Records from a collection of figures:

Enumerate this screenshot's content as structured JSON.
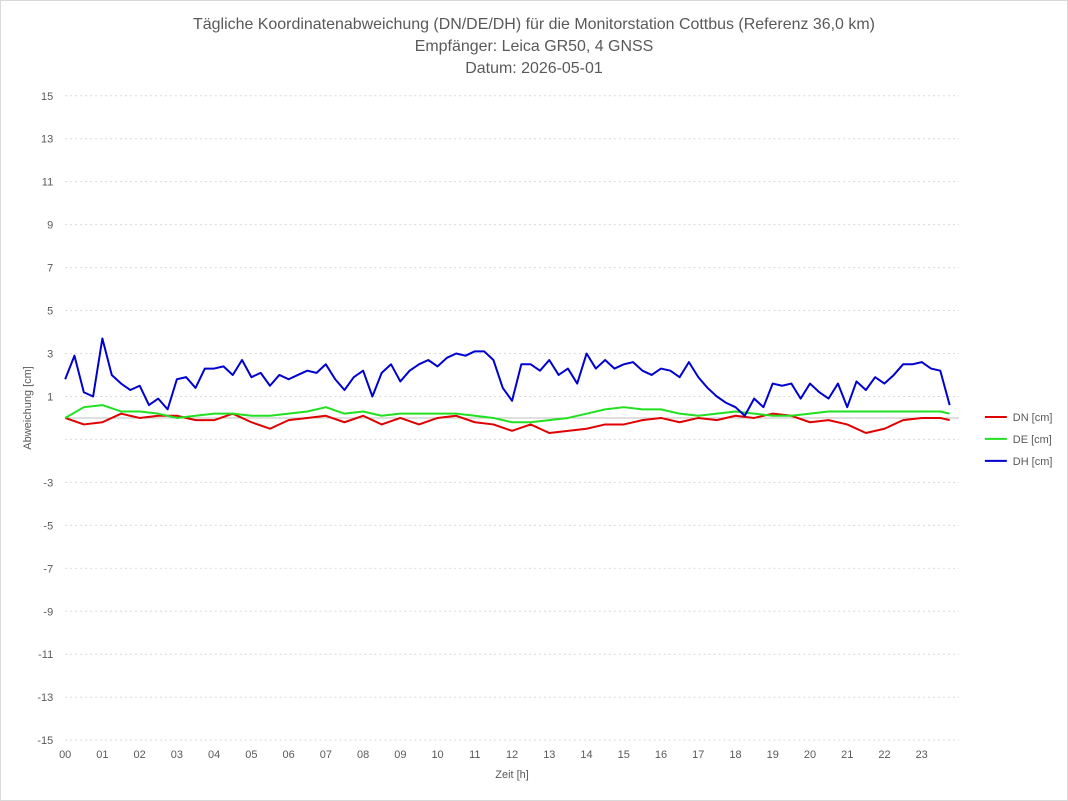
{
  "chart_data": {
    "type": "line",
    "title_lines": [
      "Tägliche Koordinatenabweichung (DN/DE/DH) für die Monitorstation Cottbus (Referenz 36,0 km)",
      "Empfänger: Leica GR50, 4 GNSS",
      "Datum: 2026-05-01"
    ],
    "xlabel": "Zeit [h]",
    "ylabel": "Abweichung [cm]",
    "xlim": [
      0,
      24
    ],
    "ylim": [
      -15,
      15
    ],
    "x_ticks": [
      "00",
      "01",
      "02",
      "03",
      "04",
      "05",
      "06",
      "07",
      "08",
      "09",
      "10",
      "11",
      "12",
      "13",
      "14",
      "15",
      "16",
      "17",
      "18",
      "19",
      "20",
      "21",
      "22",
      "23"
    ],
    "y_ticks": [
      15,
      13,
      11,
      9,
      7,
      5,
      3,
      1,
      -1,
      -3,
      -5,
      -7,
      -9,
      -11,
      -13,
      -15
    ],
    "y_tick_labels": [
      "15",
      "13",
      "11",
      "9",
      "7",
      "5",
      "3",
      "1",
      "",
      "-3",
      "-5",
      "-7",
      "-9",
      "-11",
      "-13",
      "-15"
    ],
    "grid": "horizontal dotted",
    "legend_position": "right",
    "series": [
      {
        "name": "DN [cm]",
        "color": "#e00000",
        "x": [
          0.0,
          0.5,
          1.0,
          1.5,
          2.0,
          2.5,
          3.0,
          3.5,
          4.0,
          4.5,
          5.0,
          5.5,
          6.0,
          6.5,
          7.0,
          7.5,
          8.0,
          8.5,
          9.0,
          9.5,
          10.0,
          10.5,
          11.0,
          11.5,
          12.0,
          12.5,
          13.0,
          13.5,
          14.0,
          14.5,
          15.0,
          15.5,
          16.0,
          16.5,
          17.0,
          17.5,
          18.0,
          18.5,
          19.0,
          19.5,
          20.0,
          20.5,
          21.0,
          21.5,
          22.0,
          22.5,
          23.0,
          23.5,
          23.75
        ],
        "values": [
          0.0,
          -0.3,
          -0.2,
          0.2,
          0.0,
          0.1,
          0.1,
          -0.1,
          -0.1,
          0.2,
          -0.2,
          -0.5,
          -0.1,
          0.0,
          0.1,
          -0.2,
          0.1,
          -0.3,
          0.0,
          -0.3,
          0.0,
          0.1,
          -0.2,
          -0.3,
          -0.6,
          -0.3,
          -0.7,
          -0.6,
          -0.5,
          -0.3,
          -0.3,
          -0.1,
          0.0,
          -0.2,
          0.0,
          -0.1,
          0.1,
          0.0,
          0.2,
          0.1,
          -0.2,
          -0.1,
          -0.3,
          -0.7,
          -0.5,
          -0.1,
          0.0,
          0.0,
          -0.1
        ]
      },
      {
        "name": "DE [cm]",
        "color": "#20e020",
        "x": [
          0.0,
          0.5,
          1.0,
          1.5,
          2.0,
          2.5,
          3.0,
          3.5,
          4.0,
          4.5,
          5.0,
          5.5,
          6.0,
          6.5,
          7.0,
          7.5,
          8.0,
          8.5,
          9.0,
          9.5,
          10.0,
          10.5,
          11.0,
          11.5,
          12.0,
          12.5,
          13.0,
          13.5,
          14.0,
          14.5,
          15.0,
          15.5,
          16.0,
          16.5,
          17.0,
          17.5,
          18.0,
          18.5,
          19.0,
          19.5,
          20.0,
          20.5,
          21.0,
          21.5,
          22.0,
          22.5,
          23.0,
          23.5,
          23.75
        ],
        "values": [
          0.0,
          0.5,
          0.6,
          0.3,
          0.3,
          0.2,
          0.0,
          0.1,
          0.2,
          0.2,
          0.1,
          0.1,
          0.2,
          0.3,
          0.5,
          0.2,
          0.3,
          0.1,
          0.2,
          0.2,
          0.2,
          0.2,
          0.1,
          0.0,
          -0.2,
          -0.2,
          -0.1,
          0.0,
          0.2,
          0.4,
          0.5,
          0.4,
          0.4,
          0.2,
          0.1,
          0.2,
          0.3,
          0.2,
          0.1,
          0.1,
          0.2,
          0.3,
          0.3,
          0.3,
          0.3,
          0.3,
          0.3,
          0.3,
          0.2
        ]
      },
      {
        "name": "DH [cm]",
        "color": "#0000d0",
        "x": [
          0.0,
          0.25,
          0.5,
          0.75,
          1.0,
          1.25,
          1.5,
          1.75,
          2.0,
          2.25,
          2.5,
          2.75,
          3.0,
          3.25,
          3.5,
          3.75,
          4.0,
          4.25,
          4.5,
          4.75,
          5.0,
          5.25,
          5.5,
          5.75,
          6.0,
          6.25,
          6.5,
          6.75,
          7.0,
          7.25,
          7.5,
          7.75,
          8.0,
          8.25,
          8.5,
          8.75,
          9.0,
          9.25,
          9.5,
          9.75,
          10.0,
          10.25,
          10.5,
          10.75,
          11.0,
          11.25,
          11.5,
          11.75,
          12.0,
          12.25,
          12.5,
          12.75,
          13.0,
          13.25,
          13.5,
          13.75,
          14.0,
          14.25,
          14.5,
          14.75,
          15.0,
          15.25,
          15.5,
          15.75,
          16.0,
          16.25,
          16.5,
          16.75,
          17.0,
          17.25,
          17.5,
          17.75,
          18.0,
          18.25,
          18.5,
          18.75,
          19.0,
          19.25,
          19.5,
          19.75,
          20.0,
          20.25,
          20.5,
          20.75,
          21.0,
          21.25,
          21.5,
          21.75,
          22.0,
          22.25,
          22.5,
          22.75,
          23.0,
          23.25,
          23.5,
          23.75
        ],
        "values": [
          1.8,
          2.9,
          1.2,
          1.0,
          3.7,
          2.0,
          1.6,
          1.3,
          1.5,
          0.6,
          0.9,
          0.4,
          1.8,
          1.9,
          1.4,
          2.3,
          2.3,
          2.4,
          2.0,
          2.7,
          1.9,
          2.1,
          1.5,
          2.0,
          1.8,
          2.0,
          2.2,
          2.1,
          2.5,
          1.8,
          1.3,
          1.9,
          2.2,
          1.0,
          2.1,
          2.5,
          1.7,
          2.2,
          2.5,
          2.7,
          2.4,
          2.8,
          3.0,
          2.9,
          3.1,
          3.1,
          2.7,
          1.4,
          0.8,
          2.5,
          2.5,
          2.2,
          2.7,
          2.0,
          2.3,
          1.6,
          3.0,
          2.3,
          2.7,
          2.3,
          2.5,
          2.6,
          2.2,
          2.0,
          2.3,
          2.2,
          1.9,
          2.6,
          1.9,
          1.4,
          1.0,
          0.7,
          0.5,
          0.1,
          0.9,
          0.5,
          1.6,
          1.5,
          1.6,
          0.9,
          1.6,
          1.2,
          0.9,
          1.6,
          0.5,
          1.7,
          1.3,
          1.9,
          1.6,
          2.0,
          2.5,
          2.5,
          2.6,
          2.3,
          2.2,
          0.6
        ]
      }
    ]
  }
}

→ Exercise instructions
Print the entries above exactly, taking out only the pictures.

→ Result
Enumerate this screenshot's content as structured JSON.
{
  "chart_data": {
    "type": "line",
    "title_lines": [
      "Tägliche Koordinatenabweichung (DN/DE/DH) für die Monitorstation Cottbus (Referenz 36,0 km)",
      "Empfänger: Leica GR50, 4 GNSS",
      "Datum: 2026-05-01"
    ],
    "xlabel": "Zeit [h]",
    "ylabel": "Abweichung [cm]",
    "xlim": [
      0,
      24
    ],
    "ylim": [
      -15,
      15
    ],
    "x_ticks": [
      "00",
      "01",
      "02",
      "03",
      "04",
      "05",
      "06",
      "07",
      "08",
      "09",
      "10",
      "11",
      "12",
      "13",
      "14",
      "15",
      "16",
      "17",
      "18",
      "19",
      "20",
      "21",
      "22",
      "23"
    ],
    "y_ticks": [
      15,
      13,
      11,
      9,
      7,
      5,
      3,
      1,
      -1,
      -3,
      -5,
      -7,
      -9,
      -11,
      -13,
      -15
    ],
    "y_tick_labels": [
      "15",
      "13",
      "11",
      "9",
      "7",
      "5",
      "3",
      "1",
      "",
      "-3",
      "-5",
      "-7",
      "-9",
      "-11",
      "-13",
      "-15"
    ],
    "grid": "horizontal dotted",
    "legend_position": "right",
    "series": [
      {
        "name": "DN [cm]",
        "color": "#e00000",
        "x": [
          0.0,
          0.5,
          1.0,
          1.5,
          2.0,
          2.5,
          3.0,
          3.5,
          4.0,
          4.5,
          5.0,
          5.5,
          6.0,
          6.5,
          7.0,
          7.5,
          8.0,
          8.5,
          9.0,
          9.5,
          10.0,
          10.5,
          11.0,
          11.5,
          12.0,
          12.5,
          13.0,
          13.5,
          14.0,
          14.5,
          15.0,
          15.5,
          16.0,
          16.5,
          17.0,
          17.5,
          18.0,
          18.5,
          19.0,
          19.5,
          20.0,
          20.5,
          21.0,
          21.5,
          22.0,
          22.5,
          23.0,
          23.5,
          23.75
        ],
        "values": [
          0.0,
          -0.3,
          -0.2,
          0.2,
          0.0,
          0.1,
          0.1,
          -0.1,
          -0.1,
          0.2,
          -0.2,
          -0.5,
          -0.1,
          0.0,
          0.1,
          -0.2,
          0.1,
          -0.3,
          0.0,
          -0.3,
          0.0,
          0.1,
          -0.2,
          -0.3,
          -0.6,
          -0.3,
          -0.7,
          -0.6,
          -0.5,
          -0.3,
          -0.3,
          -0.1,
          0.0,
          -0.2,
          0.0,
          -0.1,
          0.1,
          0.0,
          0.2,
          0.1,
          -0.2,
          -0.1,
          -0.3,
          -0.7,
          -0.5,
          -0.1,
          0.0,
          0.0,
          -0.1
        ]
      },
      {
        "name": "DE [cm]",
        "color": "#20e020",
        "x": [
          0.0,
          0.5,
          1.0,
          1.5,
          2.0,
          2.5,
          3.0,
          3.5,
          4.0,
          4.5,
          5.0,
          5.5,
          6.0,
          6.5,
          7.0,
          7.5,
          8.0,
          8.5,
          9.0,
          9.5,
          10.0,
          10.5,
          11.0,
          11.5,
          12.0,
          12.5,
          13.0,
          13.5,
          14.0,
          14.5,
          15.0,
          15.5,
          16.0,
          16.5,
          17.0,
          17.5,
          18.0,
          18.5,
          19.0,
          19.5,
          20.0,
          20.5,
          21.0,
          21.5,
          22.0,
          22.5,
          23.0,
          23.5,
          23.75
        ],
        "values": [
          0.0,
          0.5,
          0.6,
          0.3,
          0.3,
          0.2,
          0.0,
          0.1,
          0.2,
          0.2,
          0.1,
          0.1,
          0.2,
          0.3,
          0.5,
          0.2,
          0.3,
          0.1,
          0.2,
          0.2,
          0.2,
          0.2,
          0.1,
          0.0,
          -0.2,
          -0.2,
          -0.1,
          0.0,
          0.2,
          0.4,
          0.5,
          0.4,
          0.4,
          0.2,
          0.1,
          0.2,
          0.3,
          0.2,
          0.1,
          0.1,
          0.2,
          0.3,
          0.3,
          0.3,
          0.3,
          0.3,
          0.3,
          0.3,
          0.2
        ]
      },
      {
        "name": "DH [cm]",
        "color": "#0000d0",
        "x": [
          0.0,
          0.25,
          0.5,
          0.75,
          1.0,
          1.25,
          1.5,
          1.75,
          2.0,
          2.25,
          2.5,
          2.75,
          3.0,
          3.25,
          3.5,
          3.75,
          4.0,
          4.25,
          4.5,
          4.75,
          5.0,
          5.25,
          5.5,
          5.75,
          6.0,
          6.25,
          6.5,
          6.75,
          7.0,
          7.25,
          7.5,
          7.75,
          8.0,
          8.25,
          8.5,
          8.75,
          9.0,
          9.25,
          9.5,
          9.75,
          10.0,
          10.25,
          10.5,
          10.75,
          11.0,
          11.25,
          11.5,
          11.75,
          12.0,
          12.25,
          12.5,
          12.75,
          13.0,
          13.25,
          13.5,
          13.75,
          14.0,
          14.25,
          14.5,
          14.75,
          15.0,
          15.25,
          15.5,
          15.75,
          16.0,
          16.25,
          16.5,
          16.75,
          17.0,
          17.25,
          17.5,
          17.75,
          18.0,
          18.25,
          18.5,
          18.75,
          19.0,
          19.25,
          19.5,
          19.75,
          20.0,
          20.25,
          20.5,
          20.75,
          21.0,
          21.25,
          21.5,
          21.75,
          22.0,
          22.25,
          22.5,
          22.75,
          23.0,
          23.25,
          23.5,
          23.75
        ],
        "values": [
          1.8,
          2.9,
          1.2,
          1.0,
          3.7,
          2.0,
          1.6,
          1.3,
          1.5,
          0.6,
          0.9,
          0.4,
          1.8,
          1.9,
          1.4,
          2.3,
          2.3,
          2.4,
          2.0,
          2.7,
          1.9,
          2.1,
          1.5,
          2.0,
          1.8,
          2.0,
          2.2,
          2.1,
          2.5,
          1.8,
          1.3,
          1.9,
          2.2,
          1.0,
          2.1,
          2.5,
          1.7,
          2.2,
          2.5,
          2.7,
          2.4,
          2.8,
          3.0,
          2.9,
          3.1,
          3.1,
          2.7,
          1.4,
          0.8,
          2.5,
          2.5,
          2.2,
          2.7,
          2.0,
          2.3,
          1.6,
          3.0,
          2.3,
          2.7,
          2.3,
          2.5,
          2.6,
          2.2,
          2.0,
          2.3,
          2.2,
          1.9,
          2.6,
          1.9,
          1.4,
          1.0,
          0.7,
          0.5,
          0.1,
          0.9,
          0.5,
          1.6,
          1.5,
          1.6,
          0.9,
          1.6,
          1.2,
          0.9,
          1.6,
          0.5,
          1.7,
          1.3,
          1.9,
          1.6,
          2.0,
          2.5,
          2.5,
          2.6,
          2.3,
          2.2,
          0.6
        ]
      }
    ]
  }
}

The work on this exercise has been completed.